■ **Data entries for graphics**:
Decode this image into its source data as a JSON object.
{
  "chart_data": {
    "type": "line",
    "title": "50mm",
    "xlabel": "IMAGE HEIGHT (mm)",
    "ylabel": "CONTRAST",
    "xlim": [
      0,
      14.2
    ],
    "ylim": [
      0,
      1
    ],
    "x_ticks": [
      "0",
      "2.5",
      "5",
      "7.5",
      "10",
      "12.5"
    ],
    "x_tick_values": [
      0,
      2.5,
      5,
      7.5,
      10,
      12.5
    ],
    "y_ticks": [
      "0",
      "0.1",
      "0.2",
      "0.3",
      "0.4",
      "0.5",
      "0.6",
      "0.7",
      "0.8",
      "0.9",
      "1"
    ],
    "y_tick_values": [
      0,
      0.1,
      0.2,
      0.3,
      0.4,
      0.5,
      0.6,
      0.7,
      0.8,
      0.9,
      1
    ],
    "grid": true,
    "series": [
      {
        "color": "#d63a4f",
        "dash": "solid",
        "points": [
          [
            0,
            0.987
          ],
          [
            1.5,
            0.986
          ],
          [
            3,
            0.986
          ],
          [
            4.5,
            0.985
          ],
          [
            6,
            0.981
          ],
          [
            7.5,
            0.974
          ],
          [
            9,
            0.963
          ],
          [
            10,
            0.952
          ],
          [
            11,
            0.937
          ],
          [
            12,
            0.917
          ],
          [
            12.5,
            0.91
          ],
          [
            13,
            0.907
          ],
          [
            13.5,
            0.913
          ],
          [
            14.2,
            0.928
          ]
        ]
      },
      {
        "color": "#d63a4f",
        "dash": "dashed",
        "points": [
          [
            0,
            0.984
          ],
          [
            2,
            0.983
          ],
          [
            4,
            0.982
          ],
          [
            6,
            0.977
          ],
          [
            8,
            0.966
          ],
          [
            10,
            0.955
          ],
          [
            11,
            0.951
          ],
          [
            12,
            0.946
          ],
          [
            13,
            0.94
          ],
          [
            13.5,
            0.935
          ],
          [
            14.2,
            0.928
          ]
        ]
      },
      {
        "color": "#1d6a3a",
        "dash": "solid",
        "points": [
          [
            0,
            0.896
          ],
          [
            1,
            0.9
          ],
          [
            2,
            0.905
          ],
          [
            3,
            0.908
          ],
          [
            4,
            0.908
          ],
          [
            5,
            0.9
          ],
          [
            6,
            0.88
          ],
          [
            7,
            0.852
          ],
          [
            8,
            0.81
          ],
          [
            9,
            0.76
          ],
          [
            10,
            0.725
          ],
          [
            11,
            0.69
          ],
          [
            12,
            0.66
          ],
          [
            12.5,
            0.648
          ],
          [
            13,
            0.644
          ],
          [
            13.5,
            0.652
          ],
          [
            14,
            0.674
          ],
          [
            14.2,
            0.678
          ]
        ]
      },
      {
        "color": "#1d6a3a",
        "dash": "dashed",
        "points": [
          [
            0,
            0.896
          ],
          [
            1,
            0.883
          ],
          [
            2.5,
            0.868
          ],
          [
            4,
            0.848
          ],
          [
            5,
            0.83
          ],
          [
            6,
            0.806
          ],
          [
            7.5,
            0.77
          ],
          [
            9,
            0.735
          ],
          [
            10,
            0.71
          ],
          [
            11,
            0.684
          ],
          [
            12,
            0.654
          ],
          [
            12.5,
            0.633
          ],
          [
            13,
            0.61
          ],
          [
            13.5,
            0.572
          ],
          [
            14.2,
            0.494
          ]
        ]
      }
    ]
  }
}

■ **Work to complete**:
Recopy the entries above in their entirety, exactly.

■ **Full answer**:
Decode this image into its source data as a JSON object.
{
  "chart_data": {
    "type": "line",
    "title": "50mm",
    "xlabel": "IMAGE HEIGHT (mm)",
    "ylabel": "CONTRAST",
    "xlim": [
      0,
      14.2
    ],
    "ylim": [
      0,
      1
    ],
    "x_ticks": [
      "0",
      "2.5",
      "5",
      "7.5",
      "10",
      "12.5"
    ],
    "x_tick_values": [
      0,
      2.5,
      5,
      7.5,
      10,
      12.5
    ],
    "y_ticks": [
      "0",
      "0.1",
      "0.2",
      "0.3",
      "0.4",
      "0.5",
      "0.6",
      "0.7",
      "0.8",
      "0.9",
      "1"
    ],
    "y_tick_values": [
      0,
      0.1,
      0.2,
      0.3,
      0.4,
      0.5,
      0.6,
      0.7,
      0.8,
      0.9,
      1
    ],
    "grid": true,
    "series": [
      {
        "color": "#d63a4f",
        "dash": "solid",
        "points": [
          [
            0,
            0.987
          ],
          [
            1.5,
            0.986
          ],
          [
            3,
            0.986
          ],
          [
            4.5,
            0.985
          ],
          [
            6,
            0.981
          ],
          [
            7.5,
            0.974
          ],
          [
            9,
            0.963
          ],
          [
            10,
            0.952
          ],
          [
            11,
            0.937
          ],
          [
            12,
            0.917
          ],
          [
            12.5,
            0.91
          ],
          [
            13,
            0.907
          ],
          [
            13.5,
            0.913
          ],
          [
            14.2,
            0.928
          ]
        ]
      },
      {
        "color": "#d63a4f",
        "dash": "dashed",
        "points": [
          [
            0,
            0.984
          ],
          [
            2,
            0.983
          ],
          [
            4,
            0.982
          ],
          [
            6,
            0.977
          ],
          [
            8,
            0.966
          ],
          [
            10,
            0.955
          ],
          [
            11,
            0.951
          ],
          [
            12,
            0.946
          ],
          [
            13,
            0.94
          ],
          [
            13.5,
            0.935
          ],
          [
            14.2,
            0.928
          ]
        ]
      },
      {
        "color": "#1d6a3a",
        "dash": "solid",
        "points": [
          [
            0,
            0.896
          ],
          [
            1,
            0.9
          ],
          [
            2,
            0.905
          ],
          [
            3,
            0.908
          ],
          [
            4,
            0.908
          ],
          [
            5,
            0.9
          ],
          [
            6,
            0.88
          ],
          [
            7,
            0.852
          ],
          [
            8,
            0.81
          ],
          [
            9,
            0.76
          ],
          [
            10,
            0.725
          ],
          [
            11,
            0.69
          ],
          [
            12,
            0.66
          ],
          [
            12.5,
            0.648
          ],
          [
            13,
            0.644
          ],
          [
            13.5,
            0.652
          ],
          [
            14,
            0.674
          ],
          [
            14.2,
            0.678
          ]
        ]
      },
      {
        "color": "#1d6a3a",
        "dash": "dashed",
        "points": [
          [
            0,
            0.896
          ],
          [
            1,
            0.883
          ],
          [
            2.5,
            0.868
          ],
          [
            4,
            0.848
          ],
          [
            5,
            0.83
          ],
          [
            6,
            0.806
          ],
          [
            7.5,
            0.77
          ],
          [
            9,
            0.735
          ],
          [
            10,
            0.71
          ],
          [
            11,
            0.684
          ],
          [
            12,
            0.654
          ],
          [
            12.5,
            0.633
          ],
          [
            13,
            0.61
          ],
          [
            13.5,
            0.572
          ],
          [
            14.2,
            0.494
          ]
        ]
      }
    ]
  }
}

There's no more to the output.